Pull out every line below holding the word "screenshot".
** begin **
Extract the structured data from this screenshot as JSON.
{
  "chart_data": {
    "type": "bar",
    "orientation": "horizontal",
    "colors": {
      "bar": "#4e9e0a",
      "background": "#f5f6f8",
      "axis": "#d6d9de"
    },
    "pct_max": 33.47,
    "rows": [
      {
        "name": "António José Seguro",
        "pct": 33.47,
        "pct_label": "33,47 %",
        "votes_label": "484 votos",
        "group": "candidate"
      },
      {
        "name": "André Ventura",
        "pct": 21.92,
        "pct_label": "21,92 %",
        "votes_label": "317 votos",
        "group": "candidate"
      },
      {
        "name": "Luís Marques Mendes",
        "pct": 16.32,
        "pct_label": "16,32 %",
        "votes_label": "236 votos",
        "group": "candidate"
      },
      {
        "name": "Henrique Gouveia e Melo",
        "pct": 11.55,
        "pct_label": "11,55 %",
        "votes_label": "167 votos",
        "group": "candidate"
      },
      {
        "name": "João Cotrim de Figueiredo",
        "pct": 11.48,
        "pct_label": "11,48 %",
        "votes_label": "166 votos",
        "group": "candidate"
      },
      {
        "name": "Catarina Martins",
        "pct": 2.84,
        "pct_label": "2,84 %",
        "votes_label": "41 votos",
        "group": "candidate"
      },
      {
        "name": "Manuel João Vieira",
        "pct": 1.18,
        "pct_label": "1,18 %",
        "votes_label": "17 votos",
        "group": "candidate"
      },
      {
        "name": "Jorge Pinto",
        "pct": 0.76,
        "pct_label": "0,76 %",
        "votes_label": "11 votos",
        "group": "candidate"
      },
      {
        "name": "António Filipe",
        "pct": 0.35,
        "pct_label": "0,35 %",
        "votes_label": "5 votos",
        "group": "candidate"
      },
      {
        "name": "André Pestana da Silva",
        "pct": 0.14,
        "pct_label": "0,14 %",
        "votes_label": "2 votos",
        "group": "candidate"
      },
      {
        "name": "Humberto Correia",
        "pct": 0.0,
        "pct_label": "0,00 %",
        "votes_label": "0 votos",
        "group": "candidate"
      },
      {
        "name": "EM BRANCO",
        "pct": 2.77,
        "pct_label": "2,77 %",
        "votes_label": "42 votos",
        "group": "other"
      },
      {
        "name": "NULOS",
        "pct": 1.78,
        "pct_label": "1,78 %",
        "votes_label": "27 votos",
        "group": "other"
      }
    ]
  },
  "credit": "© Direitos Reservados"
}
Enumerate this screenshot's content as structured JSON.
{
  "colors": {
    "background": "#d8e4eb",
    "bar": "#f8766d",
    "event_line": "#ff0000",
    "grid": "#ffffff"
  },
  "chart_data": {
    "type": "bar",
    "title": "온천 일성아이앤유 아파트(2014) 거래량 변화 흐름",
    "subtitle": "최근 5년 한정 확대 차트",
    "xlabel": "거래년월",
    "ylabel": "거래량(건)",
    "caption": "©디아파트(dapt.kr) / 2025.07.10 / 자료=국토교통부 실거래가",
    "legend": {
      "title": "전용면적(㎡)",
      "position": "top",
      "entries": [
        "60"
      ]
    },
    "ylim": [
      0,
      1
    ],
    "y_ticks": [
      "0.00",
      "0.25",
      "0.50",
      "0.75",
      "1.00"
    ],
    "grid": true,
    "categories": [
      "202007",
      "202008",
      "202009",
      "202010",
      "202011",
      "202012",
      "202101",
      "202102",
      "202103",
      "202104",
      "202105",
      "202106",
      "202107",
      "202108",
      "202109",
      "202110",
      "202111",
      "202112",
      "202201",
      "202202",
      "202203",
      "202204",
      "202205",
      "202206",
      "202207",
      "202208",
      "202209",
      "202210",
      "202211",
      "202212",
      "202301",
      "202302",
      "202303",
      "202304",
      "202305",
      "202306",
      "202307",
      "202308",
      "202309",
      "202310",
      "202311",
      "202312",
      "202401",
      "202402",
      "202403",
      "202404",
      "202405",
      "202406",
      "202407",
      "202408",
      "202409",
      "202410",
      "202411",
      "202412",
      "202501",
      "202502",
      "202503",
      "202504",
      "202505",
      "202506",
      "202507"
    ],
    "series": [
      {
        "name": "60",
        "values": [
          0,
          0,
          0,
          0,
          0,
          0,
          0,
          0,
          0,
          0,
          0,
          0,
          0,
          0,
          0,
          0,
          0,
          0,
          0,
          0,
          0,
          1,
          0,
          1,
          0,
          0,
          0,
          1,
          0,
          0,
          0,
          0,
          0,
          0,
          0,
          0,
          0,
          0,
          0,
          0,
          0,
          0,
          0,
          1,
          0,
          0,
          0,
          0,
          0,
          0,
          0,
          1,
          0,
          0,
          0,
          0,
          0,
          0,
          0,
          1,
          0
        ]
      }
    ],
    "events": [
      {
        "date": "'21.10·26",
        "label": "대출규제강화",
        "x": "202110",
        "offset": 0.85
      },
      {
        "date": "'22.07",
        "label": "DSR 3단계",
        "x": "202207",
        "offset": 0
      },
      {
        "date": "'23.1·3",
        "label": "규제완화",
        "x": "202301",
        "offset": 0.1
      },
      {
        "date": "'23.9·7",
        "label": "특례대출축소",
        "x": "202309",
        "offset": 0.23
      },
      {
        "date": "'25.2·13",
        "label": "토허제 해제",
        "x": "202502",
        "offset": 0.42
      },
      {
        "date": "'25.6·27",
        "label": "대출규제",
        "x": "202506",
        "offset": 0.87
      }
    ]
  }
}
** end **
# ANSWER TO THIS EXERCISE
Extract the structured data from this screenshot as JSON.
Enumerate this screenshot's content as structured JSON.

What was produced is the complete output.